-- START DATA FOR THIS TASK --

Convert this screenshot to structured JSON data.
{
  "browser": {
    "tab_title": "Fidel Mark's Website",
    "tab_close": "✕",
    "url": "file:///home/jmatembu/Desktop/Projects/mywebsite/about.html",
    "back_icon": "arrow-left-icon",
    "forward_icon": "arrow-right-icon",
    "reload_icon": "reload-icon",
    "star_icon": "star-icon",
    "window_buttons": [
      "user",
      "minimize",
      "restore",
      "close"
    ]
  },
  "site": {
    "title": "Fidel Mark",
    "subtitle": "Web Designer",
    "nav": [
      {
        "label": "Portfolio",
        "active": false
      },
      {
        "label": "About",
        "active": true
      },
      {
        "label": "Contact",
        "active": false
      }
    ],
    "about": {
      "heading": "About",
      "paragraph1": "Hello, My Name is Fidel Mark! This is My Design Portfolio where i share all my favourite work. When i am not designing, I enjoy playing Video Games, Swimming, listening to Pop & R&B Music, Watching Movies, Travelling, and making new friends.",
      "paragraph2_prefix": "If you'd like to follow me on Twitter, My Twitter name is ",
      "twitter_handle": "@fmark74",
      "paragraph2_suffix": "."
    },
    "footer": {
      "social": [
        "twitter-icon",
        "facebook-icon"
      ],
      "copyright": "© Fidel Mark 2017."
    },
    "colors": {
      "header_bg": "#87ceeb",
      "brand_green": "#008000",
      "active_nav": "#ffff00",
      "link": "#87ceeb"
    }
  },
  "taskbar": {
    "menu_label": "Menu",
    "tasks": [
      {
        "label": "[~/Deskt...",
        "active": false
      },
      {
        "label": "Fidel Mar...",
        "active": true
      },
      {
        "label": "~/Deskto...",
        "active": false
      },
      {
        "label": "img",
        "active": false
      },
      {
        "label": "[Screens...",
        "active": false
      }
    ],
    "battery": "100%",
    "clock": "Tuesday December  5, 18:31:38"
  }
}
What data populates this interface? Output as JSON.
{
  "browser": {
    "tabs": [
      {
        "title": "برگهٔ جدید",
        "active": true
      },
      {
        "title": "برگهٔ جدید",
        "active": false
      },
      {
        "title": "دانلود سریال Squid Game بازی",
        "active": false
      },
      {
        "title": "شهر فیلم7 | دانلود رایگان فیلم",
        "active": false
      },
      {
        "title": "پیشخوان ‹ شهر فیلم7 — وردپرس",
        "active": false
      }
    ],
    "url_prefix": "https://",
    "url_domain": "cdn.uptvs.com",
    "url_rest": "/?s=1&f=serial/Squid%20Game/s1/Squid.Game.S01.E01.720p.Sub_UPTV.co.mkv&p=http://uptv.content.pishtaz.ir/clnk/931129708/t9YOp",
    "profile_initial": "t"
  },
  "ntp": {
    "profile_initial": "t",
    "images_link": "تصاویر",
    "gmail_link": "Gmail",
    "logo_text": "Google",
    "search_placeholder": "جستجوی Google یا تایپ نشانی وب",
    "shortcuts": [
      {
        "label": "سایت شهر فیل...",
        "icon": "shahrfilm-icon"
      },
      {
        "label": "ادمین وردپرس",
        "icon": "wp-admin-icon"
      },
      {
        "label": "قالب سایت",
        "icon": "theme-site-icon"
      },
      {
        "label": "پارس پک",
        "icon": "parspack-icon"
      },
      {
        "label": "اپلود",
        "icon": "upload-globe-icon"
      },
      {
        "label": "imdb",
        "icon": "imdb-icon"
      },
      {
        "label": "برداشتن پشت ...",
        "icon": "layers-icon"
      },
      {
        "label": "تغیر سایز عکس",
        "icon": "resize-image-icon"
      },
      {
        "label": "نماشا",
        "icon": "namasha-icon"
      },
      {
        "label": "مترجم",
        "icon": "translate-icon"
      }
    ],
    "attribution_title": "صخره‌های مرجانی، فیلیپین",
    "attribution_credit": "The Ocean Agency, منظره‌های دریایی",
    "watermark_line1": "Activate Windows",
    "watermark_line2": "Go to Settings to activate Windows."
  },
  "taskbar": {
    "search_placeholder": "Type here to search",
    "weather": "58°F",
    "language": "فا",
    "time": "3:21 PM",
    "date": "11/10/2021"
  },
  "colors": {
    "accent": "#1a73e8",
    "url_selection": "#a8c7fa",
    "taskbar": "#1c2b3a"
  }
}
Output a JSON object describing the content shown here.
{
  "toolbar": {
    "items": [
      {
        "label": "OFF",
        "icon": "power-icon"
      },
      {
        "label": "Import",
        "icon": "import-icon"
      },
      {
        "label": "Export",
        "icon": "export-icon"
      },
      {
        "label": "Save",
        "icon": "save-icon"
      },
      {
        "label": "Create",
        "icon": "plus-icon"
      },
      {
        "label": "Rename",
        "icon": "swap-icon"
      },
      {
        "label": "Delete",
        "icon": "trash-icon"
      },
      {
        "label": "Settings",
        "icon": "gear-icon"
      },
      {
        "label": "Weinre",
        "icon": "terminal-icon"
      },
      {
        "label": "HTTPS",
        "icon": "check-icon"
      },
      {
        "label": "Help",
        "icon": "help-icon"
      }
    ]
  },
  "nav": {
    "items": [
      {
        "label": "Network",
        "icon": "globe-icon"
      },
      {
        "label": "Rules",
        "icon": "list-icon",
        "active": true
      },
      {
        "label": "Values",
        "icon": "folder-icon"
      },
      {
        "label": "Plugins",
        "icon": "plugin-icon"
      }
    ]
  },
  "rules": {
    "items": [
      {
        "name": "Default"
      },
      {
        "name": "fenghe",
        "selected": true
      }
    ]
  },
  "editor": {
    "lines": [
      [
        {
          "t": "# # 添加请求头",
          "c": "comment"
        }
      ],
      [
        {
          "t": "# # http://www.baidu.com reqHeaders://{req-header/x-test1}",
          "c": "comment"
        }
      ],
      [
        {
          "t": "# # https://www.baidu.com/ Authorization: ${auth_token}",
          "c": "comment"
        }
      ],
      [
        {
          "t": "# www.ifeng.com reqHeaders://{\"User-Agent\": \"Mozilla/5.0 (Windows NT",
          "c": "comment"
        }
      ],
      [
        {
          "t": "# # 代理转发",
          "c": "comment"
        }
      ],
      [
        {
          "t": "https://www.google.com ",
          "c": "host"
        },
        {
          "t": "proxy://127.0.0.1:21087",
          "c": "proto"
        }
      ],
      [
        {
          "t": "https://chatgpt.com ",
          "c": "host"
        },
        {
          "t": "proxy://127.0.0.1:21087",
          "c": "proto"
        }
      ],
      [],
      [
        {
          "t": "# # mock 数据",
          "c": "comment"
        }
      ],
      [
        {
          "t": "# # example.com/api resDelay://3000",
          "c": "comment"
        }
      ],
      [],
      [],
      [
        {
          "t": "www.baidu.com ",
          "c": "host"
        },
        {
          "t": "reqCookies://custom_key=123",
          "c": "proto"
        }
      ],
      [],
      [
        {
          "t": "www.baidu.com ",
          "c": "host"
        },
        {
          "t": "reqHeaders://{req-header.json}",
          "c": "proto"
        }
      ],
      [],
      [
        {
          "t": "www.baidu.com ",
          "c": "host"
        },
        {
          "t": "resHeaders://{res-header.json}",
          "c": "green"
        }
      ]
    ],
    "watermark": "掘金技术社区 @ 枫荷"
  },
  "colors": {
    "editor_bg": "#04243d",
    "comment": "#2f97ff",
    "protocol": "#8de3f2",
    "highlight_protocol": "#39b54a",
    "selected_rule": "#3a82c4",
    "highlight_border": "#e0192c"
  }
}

-- END DATA FOR THIS TASK --

§ PROBLEM TO WORK ON: Transcribe every line of the data, exactly as it stands.

§ CORRECT ANSWER:
Convert this screenshot to structured JSON data.
{
  "browser": {
    "tab_title": "Fidel Mark's Website",
    "tab_close": "✕",
    "url": "file:///home/jmatembu/Desktop/Projects/mywebsite/about.html",
    "back_icon": "arrow-left-icon",
    "forward_icon": "arrow-right-icon",
    "reload_icon": "reload-icon",
    "star_icon": "star-icon",
    "window_buttons": [
      "user",
      "minimize",
      "restore",
      "close"
    ]
  },
  "site": {
    "title": "Fidel Mark",
    "subtitle": "Web Designer",
    "nav": [
      {
        "label": "Portfolio",
        "active": false
      },
      {
        "label": "About",
        "active": true
      },
      {
        "label": "Contact",
        "active": false
      }
    ],
    "about": {
      "heading": "About",
      "paragraph1": "Hello, My Name is Fidel Mark! This is My Design Portfolio where i share all my favourite work. When i am not designing, I enjoy playing Video Games, Swimming, listening to Pop & R&B Music, Watching Movies, Travelling, and making new friends.",
      "paragraph2_prefix": "If you'd like to follow me on Twitter, My Twitter name is ",
      "twitter_handle": "@fmark74",
      "paragraph2_suffix": "."
    },
    "footer": {
      "social": [
        "twitter-icon",
        "facebook-icon"
      ],
      "copyright": "© Fidel Mark 2017."
    },
    "colors": {
      "header_bg": "#87ceeb",
      "brand_green": "#008000",
      "active_nav": "#ffff00",
      "link": "#87ceeb"
    }
  },
  "taskbar": {
    "menu_label": "Menu",
    "tasks": [
      {
        "label": "[~/Deskt...",
        "active": false
      },
      {
        "label": "Fidel Mar...",
        "active": true
      },
      {
        "label": "~/Deskto...",
        "active": false
      },
      {
        "label": "img",
        "active": false
      },
      {
        "label": "[Screens...",
        "active": false
      }
    ],
    "battery": "100%",
    "clock": "Tuesday December  5, 18:31:38"
  }
}
What data populates this interface? Output as JSON.
{
  "browser": {
    "tabs": [
      {
        "title": "برگهٔ جدید",
        "active": true
      },
      {
        "title": "برگهٔ جدید",
        "active": false
      },
      {
        "title": "دانلود سریال Squid Game بازی",
        "active": false
      },
      {
        "title": "شهر فیلم7 | دانلود رایگان فیلم",
        "active": false
      },
      {
        "title": "پیشخوان ‹ شهر فیلم7 — وردپرس",
        "active": false
      }
    ],
    "url_prefix": "https://",
    "url_domain": "cdn.uptvs.com",
    "url_rest": "/?s=1&f=serial/Squid%20Game/s1/Squid.Game.S01.E01.720p.Sub_UPTV.co.mkv&p=http://uptv.content.pishtaz.ir/clnk/931129708/t9YOp",
    "profile_initial": "t"
  },
  "ntp": {
    "profile_initial": "t",
    "images_link": "تصاویر",
    "gmail_link": "Gmail",
    "logo_text": "Google",
    "search_placeholder": "جستجوی Google یا تایپ نشانی وب",
    "shortcuts": [
      {
        "label": "سایت شهر فیل...",
        "icon": "shahrfilm-icon"
      },
      {
        "label": "ادمین وردپرس",
        "icon": "wp-admin-icon"
      },
      {
        "label": "قالب سایت",
        "icon": "theme-site-icon"
      },
      {
        "label": "پارس پک",
        "icon": "parspack-icon"
      },
      {
        "label": "اپلود",
        "icon": "upload-globe-icon"
      },
      {
        "label": "imdb",
        "icon": "imdb-icon"
      },
      {
        "label": "برداشتن پشت ...",
        "icon": "layers-icon"
      },
      {
        "label": "تغیر سایز عکس",
        "icon": "resize-image-icon"
      },
      {
        "label": "نماشا",
        "icon": "namasha-icon"
      },
      {
        "label": "مترجم",
        "icon": "translate-icon"
      }
    ],
    "attribution_title": "صخره‌های مرجانی، فیلیپین",
    "attribution_credit": "The Ocean Agency, منظره‌های دریایی",
    "watermark_line1": "Activate Windows",
    "watermark_line2": "Go to Settings to activate Windows."
  },
  "taskbar": {
    "search_placeholder": "Type here to search",
    "weather": "58°F",
    "language": "فا",
    "time": "3:21 PM",
    "date": "11/10/2021"
  },
  "colors": {
    "accent": "#1a73e8",
    "url_selection": "#a8c7fa",
    "taskbar": "#1c2b3a"
  }
}
Output a JSON object describing the content shown here.
{
  "toolbar": {
    "items": [
      {
        "label": "OFF",
        "icon": "power-icon"
      },
      {
        "label": "Import",
        "icon": "import-icon"
      },
      {
        "label": "Export",
        "icon": "export-icon"
      },
      {
        "label": "Save",
        "icon": "save-icon"
      },
      {
        "label": "Create",
        "icon": "plus-icon"
      },
      {
        "label": "Rename",
        "icon": "swap-icon"
      },
      {
        "label": "Delete",
        "icon": "trash-icon"
      },
      {
        "label": "Settings",
        "icon": "gear-icon"
      },
      {
        "label": "Weinre",
        "icon": "terminal-icon"
      },
      {
        "label": "HTTPS",
        "icon": "check-icon"
      },
      {
        "label": "Help",
        "icon": "help-icon"
      }
    ]
  },
  "nav": {
    "items": [
      {
        "label": "Network",
        "icon": "globe-icon"
      },
      {
        "label": "Rules",
        "icon": "list-icon",
        "active": true
      },
      {
        "label": "Values",
        "icon": "folder-icon"
      },
      {
        "label": "Plugins",
        "icon": "plugin-icon"
      }
    ]
  },
  "rules": {
    "items": [
      {
        "name": "Default"
      },
      {
        "name": "fenghe",
        "selected": true
      }
    ]
  },
  "editor": {
    "lines": [
      [
        {
          "t": "# # 添加请求头",
          "c": "comment"
        }
      ],
      [
        {
          "t": "# # http://www.baidu.com reqHeaders://{req-header/x-test1}",
          "c": "comment"
        }
      ],
      [
        {
          "t": "# # https://www.baidu.com/ Authorization: ${auth_token}",
          "c": "comment"
        }
      ],
      [
        {
          "t": "# www.ifeng.com reqHeaders://{\"User-Agent\": \"Mozilla/5.0 (Windows NT",
          "c": "comment"
        }
      ],
      [
        {
          "t": "# # 代理转发",
          "c": "comment"
        }
      ],
      [
        {
          "t": "https://www.google.com ",
          "c": "host"
        },
        {
          "t": "proxy://127.0.0.1:21087",
          "c": "proto"
        }
      ],
      [
        {
          "t": "https://chatgpt.com ",
          "c": "host"
        },
        {
          "t": "proxy://127.0.0.1:21087",
          "c": "proto"
        }
      ],
      [],
      [
        {
          "t": "# # mock 数据",
          "c": "comment"
        }
      ],
      [
        {
          "t": "# # example.com/api resDelay://3000",
          "c": "comment"
        }
      ],
      [],
      [],
      [
        {
          "t": "www.baidu.com ",
          "c": "host"
        },
        {
          "t": "reqCookies://custom_key=123",
          "c": "proto"
        }
      ],
      [],
      [
        {
          "t": "www.baidu.com ",
          "c": "host"
        },
        {
          "t": "reqHeaders://{req-header.json}",
          "c": "proto"
        }
      ],
      [],
      [
        {
          "t": "www.baidu.com ",
          "c": "host"
        },
        {
          "t": "resHeaders://{res-header.json}",
          "c": "green"
        }
      ]
    ],
    "watermark": "掘金技术社区 @ 枫荷"
  },
  "colors": {
    "editor_bg": "#04243d",
    "comment": "#2f97ff",
    "protocol": "#8de3f2",
    "highlight_protocol": "#39b54a",
    "selected_rule": "#3a82c4",
    "highlight_border": "#e0192c"
  }
}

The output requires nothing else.